=== Extract to read ===

Sunday, October 5, 2014

Dr. Koopman on Toyota's notion of safety from "realistic" ETCS faults

 Toyota bakes a yummy-looking safety cake. But it's fake. 


Dr. Koopman, in his Sept 18 lecture at Carnegie-Mellon:
NASA did not disclose a 'written safety argument' from Toyota.
A written safety argument, according to Dr. Koopman, is a statement that explains why Toyota thinks its system is safe.
Toyota's entire safety argument, expressed in Bookout and in the Exponent public report, is that there is no "realistic" ETCS fault that would not be caught by the failsafe system.

To elucidate why merely guarding against "realistic" faults actually equals "unsafe," 

here are some excerpts from Dr. Koopman's Blog, Better Embedded Systems, in a post from Monday, March 31, 2014 


If you design a system that doesn't eliminate all single points of failure, eventually your safety-critical system will kill someone.  How often is that?  Depends on your exposure, but in real-world systems it could easily be on a daily basis.

"Realistic" Events Happen Every Million Hours

Understanding software safety requires reasoning about extremely low probability events, which can often lead to results that are not entirely intuitive. Let's attempt to put into perspective where to set the bar for what is “realistic” and why single point fault vulnerabilities are inherently dangerous for systems that can kill people if they fail.

=== Supplied material ===

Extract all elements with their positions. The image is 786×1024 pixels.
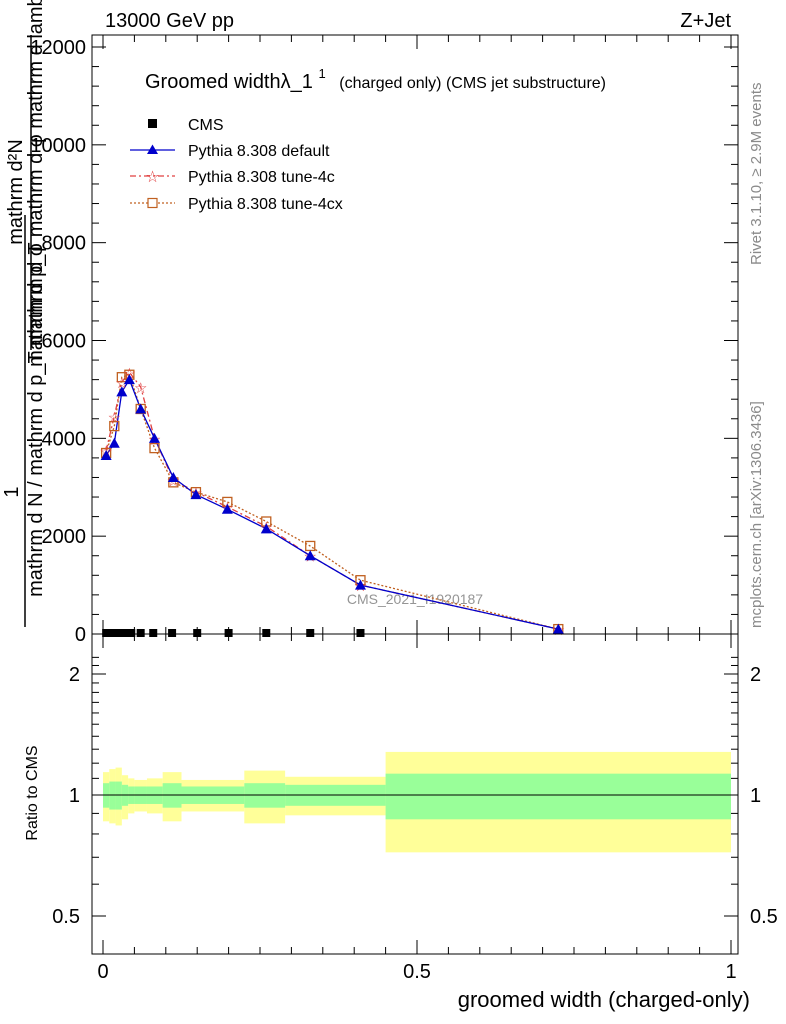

===

| Task list |
• A. According to the Toyota safety post, what is a written safety argument?
• B. Copy the part of the Toyota safety post between "Sunday, October 5, 2014" and "system is safe.", inclusive.

| The results |
• A. A statement that explains why Toyota thinks its system is safe.

• B.
Sunday, October 5, 2014

Dr. Koopman on Toyota's notion of safety from "realistic" ETCS faults

 Toyota bakes a yummy-looking safety cake. But it's fake. 


Dr. Koopman, in his Sept 18 lecture at Carnegie-Mellon:
NASA did not disclose a 'written safety argument' from Toyota.
A written safety argument, according to Dr. Koopman, is a statement that explains why Toyota thinks its system is safe.